Locate the word "Replace" in the material, then show every line that holds it.

━━━ Given records ━━━

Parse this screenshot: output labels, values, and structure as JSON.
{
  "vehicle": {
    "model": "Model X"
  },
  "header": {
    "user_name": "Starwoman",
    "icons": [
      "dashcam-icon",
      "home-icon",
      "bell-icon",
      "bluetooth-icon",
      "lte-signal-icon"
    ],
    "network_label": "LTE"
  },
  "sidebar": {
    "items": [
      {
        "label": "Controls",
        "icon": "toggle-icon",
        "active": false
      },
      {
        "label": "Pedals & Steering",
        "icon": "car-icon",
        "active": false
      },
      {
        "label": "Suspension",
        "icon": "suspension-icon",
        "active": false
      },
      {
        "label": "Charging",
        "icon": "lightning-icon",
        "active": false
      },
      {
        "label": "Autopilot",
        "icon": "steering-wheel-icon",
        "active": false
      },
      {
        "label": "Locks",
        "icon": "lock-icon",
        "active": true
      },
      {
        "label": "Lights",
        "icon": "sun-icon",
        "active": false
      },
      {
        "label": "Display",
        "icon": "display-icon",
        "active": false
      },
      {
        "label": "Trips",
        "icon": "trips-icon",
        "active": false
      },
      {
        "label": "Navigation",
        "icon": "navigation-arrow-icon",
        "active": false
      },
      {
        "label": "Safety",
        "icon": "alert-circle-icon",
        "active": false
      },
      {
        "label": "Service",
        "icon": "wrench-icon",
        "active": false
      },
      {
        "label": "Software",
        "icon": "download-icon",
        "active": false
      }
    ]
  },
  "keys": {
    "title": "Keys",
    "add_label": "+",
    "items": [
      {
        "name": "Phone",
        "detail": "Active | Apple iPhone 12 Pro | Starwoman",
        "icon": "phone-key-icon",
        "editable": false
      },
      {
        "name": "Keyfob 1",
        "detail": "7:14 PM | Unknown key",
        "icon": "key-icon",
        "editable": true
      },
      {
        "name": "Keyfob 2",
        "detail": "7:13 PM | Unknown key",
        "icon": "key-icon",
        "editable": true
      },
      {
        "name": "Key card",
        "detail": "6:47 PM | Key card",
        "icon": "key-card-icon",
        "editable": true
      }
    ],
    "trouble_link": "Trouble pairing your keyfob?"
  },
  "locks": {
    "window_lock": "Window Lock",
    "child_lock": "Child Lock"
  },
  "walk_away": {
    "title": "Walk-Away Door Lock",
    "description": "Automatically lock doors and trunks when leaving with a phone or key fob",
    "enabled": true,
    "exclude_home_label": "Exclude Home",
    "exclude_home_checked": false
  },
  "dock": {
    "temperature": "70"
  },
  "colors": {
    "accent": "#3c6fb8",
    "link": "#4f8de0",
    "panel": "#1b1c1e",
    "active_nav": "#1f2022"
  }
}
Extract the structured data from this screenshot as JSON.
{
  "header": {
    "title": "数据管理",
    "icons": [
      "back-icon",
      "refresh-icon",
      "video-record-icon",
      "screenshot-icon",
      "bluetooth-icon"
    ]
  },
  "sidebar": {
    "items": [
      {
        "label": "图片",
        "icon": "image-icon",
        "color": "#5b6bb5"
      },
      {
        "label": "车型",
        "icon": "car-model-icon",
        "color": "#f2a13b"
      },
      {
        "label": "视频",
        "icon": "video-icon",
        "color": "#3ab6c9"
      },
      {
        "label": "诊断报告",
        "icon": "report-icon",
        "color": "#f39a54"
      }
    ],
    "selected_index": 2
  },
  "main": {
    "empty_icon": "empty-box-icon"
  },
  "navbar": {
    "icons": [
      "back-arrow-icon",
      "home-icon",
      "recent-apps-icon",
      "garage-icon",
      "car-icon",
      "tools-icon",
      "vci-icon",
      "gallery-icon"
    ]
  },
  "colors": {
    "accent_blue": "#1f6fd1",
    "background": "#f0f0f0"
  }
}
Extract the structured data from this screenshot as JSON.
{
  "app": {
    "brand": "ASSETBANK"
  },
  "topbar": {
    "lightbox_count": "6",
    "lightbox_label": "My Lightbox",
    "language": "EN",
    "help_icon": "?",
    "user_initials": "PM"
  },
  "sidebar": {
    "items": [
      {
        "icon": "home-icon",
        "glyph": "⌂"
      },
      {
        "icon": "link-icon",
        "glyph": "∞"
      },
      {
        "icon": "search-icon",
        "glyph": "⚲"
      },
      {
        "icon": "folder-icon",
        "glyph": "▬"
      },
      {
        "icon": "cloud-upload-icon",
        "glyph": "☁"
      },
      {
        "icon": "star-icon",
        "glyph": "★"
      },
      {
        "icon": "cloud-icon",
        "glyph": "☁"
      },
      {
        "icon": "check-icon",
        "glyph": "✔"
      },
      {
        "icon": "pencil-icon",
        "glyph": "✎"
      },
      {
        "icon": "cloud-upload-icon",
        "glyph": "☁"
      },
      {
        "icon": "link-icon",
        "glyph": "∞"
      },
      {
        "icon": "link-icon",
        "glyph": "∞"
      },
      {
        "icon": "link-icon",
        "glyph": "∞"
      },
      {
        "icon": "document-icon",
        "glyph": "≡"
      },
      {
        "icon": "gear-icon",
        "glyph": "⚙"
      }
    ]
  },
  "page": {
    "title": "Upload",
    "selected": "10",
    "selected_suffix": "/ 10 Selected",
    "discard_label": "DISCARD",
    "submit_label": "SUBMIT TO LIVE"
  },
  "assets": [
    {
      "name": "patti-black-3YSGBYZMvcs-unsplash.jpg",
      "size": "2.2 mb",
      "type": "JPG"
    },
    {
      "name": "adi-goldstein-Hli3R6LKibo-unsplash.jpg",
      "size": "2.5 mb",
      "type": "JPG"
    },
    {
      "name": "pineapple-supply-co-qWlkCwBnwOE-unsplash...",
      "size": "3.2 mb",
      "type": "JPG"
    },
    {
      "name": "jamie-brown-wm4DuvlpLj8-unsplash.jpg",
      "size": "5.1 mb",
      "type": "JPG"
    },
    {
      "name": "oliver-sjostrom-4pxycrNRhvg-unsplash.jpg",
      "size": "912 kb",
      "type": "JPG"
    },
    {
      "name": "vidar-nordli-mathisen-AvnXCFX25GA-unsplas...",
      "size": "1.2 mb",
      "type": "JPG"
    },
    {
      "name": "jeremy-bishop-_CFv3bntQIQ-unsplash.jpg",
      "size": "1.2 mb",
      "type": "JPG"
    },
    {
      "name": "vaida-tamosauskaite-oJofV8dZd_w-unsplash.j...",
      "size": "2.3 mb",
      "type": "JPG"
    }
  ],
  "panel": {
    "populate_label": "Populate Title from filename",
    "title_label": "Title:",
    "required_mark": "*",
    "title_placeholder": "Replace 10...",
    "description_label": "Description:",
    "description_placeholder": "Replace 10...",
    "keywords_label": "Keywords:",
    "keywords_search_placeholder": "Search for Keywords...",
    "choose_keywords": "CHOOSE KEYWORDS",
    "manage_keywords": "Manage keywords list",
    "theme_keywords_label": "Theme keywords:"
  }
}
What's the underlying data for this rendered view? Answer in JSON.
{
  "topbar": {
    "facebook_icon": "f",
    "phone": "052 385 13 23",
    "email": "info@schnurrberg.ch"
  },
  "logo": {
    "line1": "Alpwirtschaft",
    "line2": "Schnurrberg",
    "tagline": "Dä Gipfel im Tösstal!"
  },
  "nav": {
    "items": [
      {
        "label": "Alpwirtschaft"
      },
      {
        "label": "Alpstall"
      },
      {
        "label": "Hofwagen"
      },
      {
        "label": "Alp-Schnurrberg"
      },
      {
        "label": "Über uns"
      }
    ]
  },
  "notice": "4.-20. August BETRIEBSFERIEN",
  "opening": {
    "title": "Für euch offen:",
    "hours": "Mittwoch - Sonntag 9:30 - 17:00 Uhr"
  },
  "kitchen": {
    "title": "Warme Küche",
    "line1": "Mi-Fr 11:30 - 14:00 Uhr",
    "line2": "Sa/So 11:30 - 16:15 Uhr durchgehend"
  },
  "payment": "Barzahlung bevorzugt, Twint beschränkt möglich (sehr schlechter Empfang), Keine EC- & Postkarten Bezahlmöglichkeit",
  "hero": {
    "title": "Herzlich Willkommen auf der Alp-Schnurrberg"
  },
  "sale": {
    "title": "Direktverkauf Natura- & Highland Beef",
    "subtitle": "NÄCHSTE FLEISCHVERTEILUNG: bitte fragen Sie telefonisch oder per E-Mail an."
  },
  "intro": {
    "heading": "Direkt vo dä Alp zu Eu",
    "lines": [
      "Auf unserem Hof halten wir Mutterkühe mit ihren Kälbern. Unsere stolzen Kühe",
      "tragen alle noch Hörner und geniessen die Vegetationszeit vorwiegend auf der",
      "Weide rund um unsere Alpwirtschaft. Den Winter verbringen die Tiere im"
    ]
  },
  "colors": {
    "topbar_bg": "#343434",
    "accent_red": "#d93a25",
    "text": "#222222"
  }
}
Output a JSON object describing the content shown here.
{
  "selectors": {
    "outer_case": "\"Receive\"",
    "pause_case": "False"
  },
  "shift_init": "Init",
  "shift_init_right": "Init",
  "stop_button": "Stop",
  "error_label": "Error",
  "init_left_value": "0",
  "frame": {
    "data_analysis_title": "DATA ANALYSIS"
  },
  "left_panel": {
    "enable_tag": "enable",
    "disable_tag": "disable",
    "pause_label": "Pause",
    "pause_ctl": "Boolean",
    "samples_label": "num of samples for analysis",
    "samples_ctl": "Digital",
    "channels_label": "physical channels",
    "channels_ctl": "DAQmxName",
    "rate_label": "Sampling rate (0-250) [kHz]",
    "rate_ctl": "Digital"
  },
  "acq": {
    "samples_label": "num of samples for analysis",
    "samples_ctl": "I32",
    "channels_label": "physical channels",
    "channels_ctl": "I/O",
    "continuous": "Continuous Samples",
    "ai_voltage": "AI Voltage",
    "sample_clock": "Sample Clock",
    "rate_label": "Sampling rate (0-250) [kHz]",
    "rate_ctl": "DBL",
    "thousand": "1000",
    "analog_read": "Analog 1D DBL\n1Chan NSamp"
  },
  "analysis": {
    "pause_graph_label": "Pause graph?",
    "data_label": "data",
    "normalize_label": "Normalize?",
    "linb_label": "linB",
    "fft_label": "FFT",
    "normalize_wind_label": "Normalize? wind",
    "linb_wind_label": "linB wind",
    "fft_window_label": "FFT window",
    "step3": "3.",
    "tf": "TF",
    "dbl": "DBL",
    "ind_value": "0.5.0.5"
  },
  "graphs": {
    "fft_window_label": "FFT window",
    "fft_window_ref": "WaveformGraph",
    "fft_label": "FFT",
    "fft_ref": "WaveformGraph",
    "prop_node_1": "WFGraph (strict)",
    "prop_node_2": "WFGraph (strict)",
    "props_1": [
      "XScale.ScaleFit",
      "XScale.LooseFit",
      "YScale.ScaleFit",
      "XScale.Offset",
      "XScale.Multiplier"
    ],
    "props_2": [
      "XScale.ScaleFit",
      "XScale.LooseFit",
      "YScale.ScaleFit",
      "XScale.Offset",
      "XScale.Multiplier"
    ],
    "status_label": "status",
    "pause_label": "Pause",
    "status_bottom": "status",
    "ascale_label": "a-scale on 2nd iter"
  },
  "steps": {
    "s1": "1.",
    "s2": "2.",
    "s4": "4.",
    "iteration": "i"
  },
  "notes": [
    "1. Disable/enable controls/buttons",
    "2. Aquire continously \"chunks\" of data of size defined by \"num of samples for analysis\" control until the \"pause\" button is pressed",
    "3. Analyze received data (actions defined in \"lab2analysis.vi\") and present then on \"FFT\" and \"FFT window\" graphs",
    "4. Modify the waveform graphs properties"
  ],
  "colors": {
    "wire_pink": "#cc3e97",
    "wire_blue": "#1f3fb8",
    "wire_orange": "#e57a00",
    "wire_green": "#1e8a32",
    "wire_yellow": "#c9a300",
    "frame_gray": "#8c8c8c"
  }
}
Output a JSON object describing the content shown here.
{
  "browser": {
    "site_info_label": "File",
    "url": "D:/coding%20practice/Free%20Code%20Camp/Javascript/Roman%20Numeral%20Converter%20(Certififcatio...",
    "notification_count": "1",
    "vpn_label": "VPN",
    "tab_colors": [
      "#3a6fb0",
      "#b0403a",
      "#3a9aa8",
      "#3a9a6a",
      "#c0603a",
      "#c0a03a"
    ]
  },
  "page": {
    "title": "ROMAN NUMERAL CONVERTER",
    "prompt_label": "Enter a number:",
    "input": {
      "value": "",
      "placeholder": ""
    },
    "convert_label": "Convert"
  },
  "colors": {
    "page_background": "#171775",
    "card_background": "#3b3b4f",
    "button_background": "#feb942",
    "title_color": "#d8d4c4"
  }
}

━━━

● **Answer to this exercise**:
    "title_placeholder": "Replace 10...",
    "description_placeholder": "Replace 10...",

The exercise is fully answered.